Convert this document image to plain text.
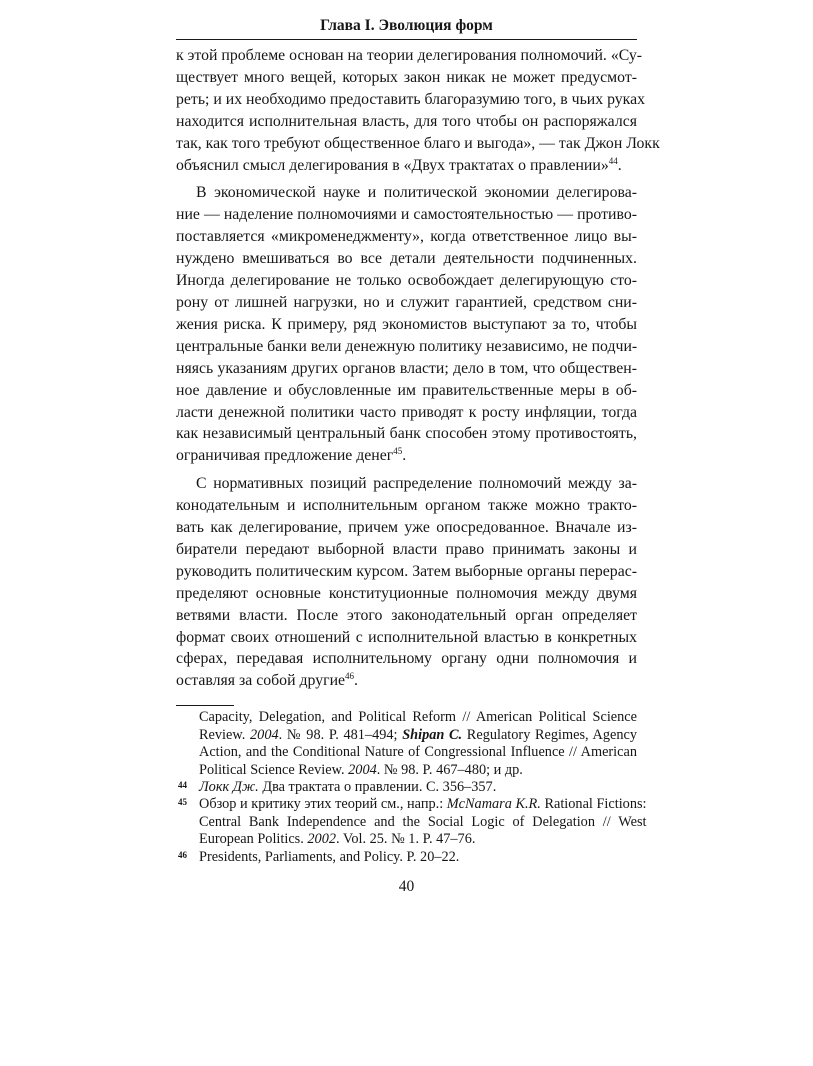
Глава I. Эволюция форм

к этой проблеме основан на теории делегирования полномочий. «Су-
ществует много вещей, которых закон никак не может предусмот-
реть; и их необходимо предоставить благоразумию того, в чьих руках
находится исполнительная власть, для того чтобы он распоряжался
так, как того требуют общественное благо и выгода», — так Джон Локк
объяснил смысл делегирования в «Двух трактатах о правлении»$^{44}$.

В экономической науке и политической экономии делегирова-
ние — наделение полномочиями и самостоятельностью — противо-
поставляется «микроменеджменту», когда ответственное лицо вы-
нуждено вмешиваться во все детали деятельности подчиненных.
Иногда делегирование не только освобождает делегирующую сто-
рону от лишней нагрузки, но и служит гарантией, средством сни-
жения риска. К примеру, ряд экономистов выступают за то, чтобы
центральные банки вели денежную политику независимо, не подчи-
няясь указаниям других органов власти; дело в том, что обществен-
ное давление и обусловленные им правительственные меры в об-
ласти денежной политики часто приводят к росту инфляции, тогда
как независимый центральный банк способен этому противостоять,
ограничивая предложение денег$^{45}$.

С нормативных позиций распределение полномочий между за-
конодательным и исполнительным органом также можно тракто-
вать как делегирование, причем уже опосредованное. Вначале из-
биратели передают выборной власти право принимать законы и
руководить политическим курсом. Затем выборные органы перерас-
пределяют основные конституционные полномочия между двумя
ветвями власти. После этого законодательный орган определяет
формат своих отношений с исполнительной властью в конкретных
сферах, передавая исполнительному органу одни полномочия и
оставляя за собой другие$^{46}$.

Capacity, Delegation, and Political Reform // American Political Science
Review. 2004. № 98. P. 481–494; Shipan C. Regulatory Regimes, Agency
Action, and the Conditional Nature of Congressional Influence // American
Political Science Review. 2004. № 98. P. 467–480; и др.
44 Локк Дж. Два трактата о правлении. С. 356–357.
45 Обзор и критику этих теорий см., напр.: McNamara K.R. Rational Fictions:
Central Bank Independence and the Social Logic of Delegation // West
European Politics. 2002. Vol. 25. № 1. P. 47–76.
46 Presidents, Parliaments, and Policy. P. 20–22.
40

_WHAT IS ASKED_
Check each line of the entries above for the word "Political". List the ones that have it.

_ANSWER FOR THE TASK_
Capacity, Delegation, and Political Reform // American Political Science
Political Science Review. 2004. № 98. P. 467–480; и др.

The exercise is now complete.